───── DATASET ENTRIES
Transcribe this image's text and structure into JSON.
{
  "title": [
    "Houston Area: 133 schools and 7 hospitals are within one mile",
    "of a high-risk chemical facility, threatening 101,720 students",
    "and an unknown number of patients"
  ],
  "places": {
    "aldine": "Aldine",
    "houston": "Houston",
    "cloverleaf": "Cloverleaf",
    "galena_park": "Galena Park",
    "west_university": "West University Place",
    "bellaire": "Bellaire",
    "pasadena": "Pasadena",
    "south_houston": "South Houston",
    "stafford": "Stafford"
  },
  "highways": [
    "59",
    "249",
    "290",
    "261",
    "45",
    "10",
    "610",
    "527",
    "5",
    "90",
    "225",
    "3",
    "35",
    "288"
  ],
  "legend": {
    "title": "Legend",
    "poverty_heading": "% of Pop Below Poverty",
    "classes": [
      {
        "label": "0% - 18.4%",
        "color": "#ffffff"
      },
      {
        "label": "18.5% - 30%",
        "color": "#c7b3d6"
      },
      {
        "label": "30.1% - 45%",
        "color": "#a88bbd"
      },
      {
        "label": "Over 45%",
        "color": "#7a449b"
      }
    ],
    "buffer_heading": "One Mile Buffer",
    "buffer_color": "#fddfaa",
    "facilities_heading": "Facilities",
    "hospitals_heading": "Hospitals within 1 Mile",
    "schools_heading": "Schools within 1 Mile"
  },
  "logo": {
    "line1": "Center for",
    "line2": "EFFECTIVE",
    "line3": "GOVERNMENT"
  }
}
──────────
● YOUR ASSIGNMENT:
Restate each record above word for word.

● SOLUTION BELOW:
Transcribe this image's text and structure into JSON.
{
  "title": [
    "Houston Area: 133 schools and 7 hospitals are within one mile",
    "of a high-risk chemical facility, threatening 101,720 students",
    "and an unknown number of patients"
  ],
  "places": {
    "aldine": "Aldine",
    "houston": "Houston",
    "cloverleaf": "Cloverleaf",
    "galena_park": "Galena Park",
    "west_university": "West University Place",
    "bellaire": "Bellaire",
    "pasadena": "Pasadena",
    "south_houston": "South Houston",
    "stafford": "Stafford"
  },
  "highways": [
    "59",
    "249",
    "290",
    "261",
    "45",
    "10",
    "610",
    "527",
    "5",
    "90",
    "225",
    "3",
    "35",
    "288"
  ],
  "legend": {
    "title": "Legend",
    "poverty_heading": "% of Pop Below Poverty",
    "classes": [
      {
        "label": "0% - 18.4%",
        "color": "#ffffff"
      },
      {
        "label": "18.5% - 30%",
        "color": "#c7b3d6"
      },
      {
        "label": "30.1% - 45%",
        "color": "#a88bbd"
      },
      {
        "label": "Over 45%",
        "color": "#7a449b"
      }
    ],
    "buffer_heading": "One Mile Buffer",
    "buffer_color": "#fddfaa",
    "facilities_heading": "Facilities",
    "hospitals_heading": "Hospitals within 1 Mile",
    "schools_heading": "Schools within 1 Mile"
  },
  "logo": {
    "line1": "Center for",
    "line2": "EFFECTIVE",
    "line3": "GOVERNMENT"
  }
}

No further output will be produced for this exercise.